*EXERCISE DATA:*
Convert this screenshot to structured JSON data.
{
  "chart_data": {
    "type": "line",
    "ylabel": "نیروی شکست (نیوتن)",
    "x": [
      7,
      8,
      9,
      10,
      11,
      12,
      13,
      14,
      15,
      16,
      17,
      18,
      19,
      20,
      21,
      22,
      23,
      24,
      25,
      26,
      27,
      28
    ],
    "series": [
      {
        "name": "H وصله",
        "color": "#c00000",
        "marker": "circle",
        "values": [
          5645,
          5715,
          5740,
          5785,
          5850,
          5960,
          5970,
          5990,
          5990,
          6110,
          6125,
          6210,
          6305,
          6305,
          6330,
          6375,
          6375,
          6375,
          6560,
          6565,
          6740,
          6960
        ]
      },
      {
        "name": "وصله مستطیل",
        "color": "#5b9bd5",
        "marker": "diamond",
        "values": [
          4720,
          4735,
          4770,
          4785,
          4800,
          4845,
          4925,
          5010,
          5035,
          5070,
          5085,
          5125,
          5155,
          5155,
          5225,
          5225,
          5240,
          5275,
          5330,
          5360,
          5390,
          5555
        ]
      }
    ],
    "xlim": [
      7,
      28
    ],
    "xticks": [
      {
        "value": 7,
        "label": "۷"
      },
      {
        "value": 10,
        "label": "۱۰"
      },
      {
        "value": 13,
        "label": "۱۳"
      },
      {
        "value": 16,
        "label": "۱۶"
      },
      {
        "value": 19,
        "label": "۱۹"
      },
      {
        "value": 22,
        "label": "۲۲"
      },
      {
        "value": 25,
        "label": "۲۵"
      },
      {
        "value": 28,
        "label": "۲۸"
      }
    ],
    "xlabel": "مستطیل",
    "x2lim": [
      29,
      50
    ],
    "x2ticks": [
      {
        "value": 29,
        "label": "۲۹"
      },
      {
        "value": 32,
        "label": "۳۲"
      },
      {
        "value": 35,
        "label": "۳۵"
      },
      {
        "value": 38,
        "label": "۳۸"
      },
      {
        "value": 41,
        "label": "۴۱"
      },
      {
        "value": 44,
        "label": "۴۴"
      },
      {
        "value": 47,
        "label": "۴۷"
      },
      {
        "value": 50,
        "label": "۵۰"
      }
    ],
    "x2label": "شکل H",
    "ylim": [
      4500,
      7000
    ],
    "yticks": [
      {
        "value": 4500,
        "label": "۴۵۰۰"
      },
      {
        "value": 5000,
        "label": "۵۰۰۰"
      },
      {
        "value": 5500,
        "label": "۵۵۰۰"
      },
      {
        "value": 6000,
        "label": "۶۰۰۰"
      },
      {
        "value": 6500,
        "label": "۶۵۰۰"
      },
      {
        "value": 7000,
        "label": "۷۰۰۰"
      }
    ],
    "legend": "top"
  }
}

*SHORT TASK:* Exactly reproduce the material above.

*REPLY TO THE EXERCISE:*
Convert this screenshot to structured JSON data.
{
  "chart_data": {
    "type": "line",
    "ylabel": "نیروی شکست (نیوتن)",
    "x": [
      7,
      8,
      9,
      10,
      11,
      12,
      13,
      14,
      15,
      16,
      17,
      18,
      19,
      20,
      21,
      22,
      23,
      24,
      25,
      26,
      27,
      28
    ],
    "series": [
      {
        "name": "H وصله",
        "color": "#c00000",
        "marker": "circle",
        "values": [
          5645,
          5715,
          5740,
          5785,
          5850,
          5960,
          5970,
          5990,
          5990,
          6110,
          6125,
          6210,
          6305,
          6305,
          6330,
          6375,
          6375,
          6375,
          6560,
          6565,
          6740,
          6960
        ]
      },
      {
        "name": "وصله مستطیل",
        "color": "#5b9bd5",
        "marker": "diamond",
        "values": [
          4720,
          4735,
          4770,
          4785,
          4800,
          4845,
          4925,
          5010,
          5035,
          5070,
          5085,
          5125,
          5155,
          5155,
          5225,
          5225,
          5240,
          5275,
          5330,
          5360,
          5390,
          5555
        ]
      }
    ],
    "xlim": [
      7,
      28
    ],
    "xticks": [
      {
        "value": 7,
        "label": "۷"
      },
      {
        "value": 10,
        "label": "۱۰"
      },
      {
        "value": 13,
        "label": "۱۳"
      },
      {
        "value": 16,
        "label": "۱۶"
      },
      {
        "value": 19,
        "label": "۱۹"
      },
      {
        "value": 22,
        "label": "۲۲"
      },
      {
        "value": 25,
        "label": "۲۵"
      },
      {
        "value": 28,
        "label": "۲۸"
      }
    ],
    "xlabel": "مستطیل",
    "x2lim": [
      29,
      50
    ],
    "x2ticks": [
      {
        "value": 29,
        "label": "۲۹"
      },
      {
        "value": 32,
        "label": "۳۲"
      },
      {
        "value": 35,
        "label": "۳۵"
      },
      {
        "value": 38,
        "label": "۳۸"
      },
      {
        "value": 41,
        "label": "۴۱"
      },
      {
        "value": 44,
        "label": "۴۴"
      },
      {
        "value": 47,
        "label": "۴۷"
      },
      {
        "value": 50,
        "label": "۵۰"
      }
    ],
    "x2label": "شکل H",
    "ylim": [
      4500,
      7000
    ],
    "yticks": [
      {
        "value": 4500,
        "label": "۴۵۰۰"
      },
      {
        "value": 5000,
        "label": "۵۰۰۰"
      },
      {
        "value": 5500,
        "label": "۵۵۰۰"
      },
      {
        "value": 6000,
        "label": "۶۰۰۰"
      },
      {
        "value": 6500,
        "label": "۶۵۰۰"
      },
      {
        "value": 7000,
        "label": "۷۰۰۰"
      }
    ],
    "legend": "top"
  }
}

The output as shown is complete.